Search the data for the string "tension" and gather each line it is in.

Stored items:
— Start —

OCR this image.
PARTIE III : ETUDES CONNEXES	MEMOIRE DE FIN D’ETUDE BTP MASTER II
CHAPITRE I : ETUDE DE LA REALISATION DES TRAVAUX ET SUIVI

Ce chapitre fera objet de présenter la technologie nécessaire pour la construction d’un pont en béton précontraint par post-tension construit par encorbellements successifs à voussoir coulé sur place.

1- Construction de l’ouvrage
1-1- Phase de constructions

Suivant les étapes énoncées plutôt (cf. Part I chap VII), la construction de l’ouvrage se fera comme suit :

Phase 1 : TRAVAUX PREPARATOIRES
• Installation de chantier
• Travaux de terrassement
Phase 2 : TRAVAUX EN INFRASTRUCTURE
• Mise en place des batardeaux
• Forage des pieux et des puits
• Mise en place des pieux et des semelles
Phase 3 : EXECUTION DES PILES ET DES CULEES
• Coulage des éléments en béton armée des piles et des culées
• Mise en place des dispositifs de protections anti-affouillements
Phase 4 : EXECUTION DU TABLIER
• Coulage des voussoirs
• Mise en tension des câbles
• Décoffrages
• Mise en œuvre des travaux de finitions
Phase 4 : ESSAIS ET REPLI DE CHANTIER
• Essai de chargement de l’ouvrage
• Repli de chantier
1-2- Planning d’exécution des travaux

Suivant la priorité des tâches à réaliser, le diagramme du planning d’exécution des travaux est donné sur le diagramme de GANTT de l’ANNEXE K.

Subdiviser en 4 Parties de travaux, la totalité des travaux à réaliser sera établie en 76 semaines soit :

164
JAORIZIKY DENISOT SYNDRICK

— End —

Answer to this task:
Ce chapitre fera objet de présenter la technologie nécessaire pour la construction d’un pont en béton précontraint par post-tension construit par encorbellements successifs à voussoir coulé sur place.
• Mise en tension des câbles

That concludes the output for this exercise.